TASK GOAL
All of the material below is to be retyped exactly.

EXTRACTED RECORDS
*****

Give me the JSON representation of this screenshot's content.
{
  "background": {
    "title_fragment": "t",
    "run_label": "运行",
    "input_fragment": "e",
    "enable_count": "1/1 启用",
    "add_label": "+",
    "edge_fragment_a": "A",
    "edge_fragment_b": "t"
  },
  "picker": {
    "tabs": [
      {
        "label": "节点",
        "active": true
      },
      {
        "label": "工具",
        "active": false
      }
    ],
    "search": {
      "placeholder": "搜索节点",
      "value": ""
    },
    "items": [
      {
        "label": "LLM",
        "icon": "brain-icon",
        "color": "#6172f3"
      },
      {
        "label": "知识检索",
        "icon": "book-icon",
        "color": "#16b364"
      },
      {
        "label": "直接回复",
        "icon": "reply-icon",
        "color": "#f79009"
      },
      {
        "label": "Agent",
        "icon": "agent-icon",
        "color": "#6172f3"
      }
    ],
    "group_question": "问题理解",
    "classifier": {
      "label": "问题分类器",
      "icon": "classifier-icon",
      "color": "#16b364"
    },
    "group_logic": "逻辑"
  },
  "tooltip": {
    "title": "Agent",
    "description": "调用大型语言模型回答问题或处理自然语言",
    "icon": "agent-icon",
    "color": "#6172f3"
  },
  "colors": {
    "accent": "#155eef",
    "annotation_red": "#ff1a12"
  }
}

*****

RIGHT ANSWER
Give me the JSON representation of this screenshot's content.
{
  "background": {
    "title_fragment": "t",
    "run_label": "运行",
    "input_fragment": "e",
    "enable_count": "1/1 启用",
    "add_label": "+",
    "edge_fragment_a": "A",
    "edge_fragment_b": "t"
  },
  "picker": {
    "tabs": [
      {
        "label": "节点",
        "active": true
      },
      {
        "label": "工具",
        "active": false
      }
    ],
    "search": {
      "placeholder": "搜索节点",
      "value": ""
    },
    "items": [
      {
        "label": "LLM",
        "icon": "brain-icon",
        "color": "#6172f3"
      },
      {
        "label": "知识检索",
        "icon": "book-icon",
        "color": "#16b364"
      },
      {
        "label": "直接回复",
        "icon": "reply-icon",
        "color": "#f79009"
      },
      {
        "label": "Agent",
        "icon": "agent-icon",
        "color": "#6172f3"
      }
    ],
    "group_question": "问题理解",
    "classifier": {
      "label": "问题分类器",
      "icon": "classifier-icon",
      "color": "#16b364"
    },
    "group_logic": "逻辑"
  },
  "tooltip": {
    "title": "Agent",
    "description": "调用大型语言模型回答问题或处理自然语言",
    "icon": "agent-icon",
    "color": "#6172f3"
  },
  "colors": {
    "accent": "#155eef",
    "annotation_red": "#ff1a12"
  }
}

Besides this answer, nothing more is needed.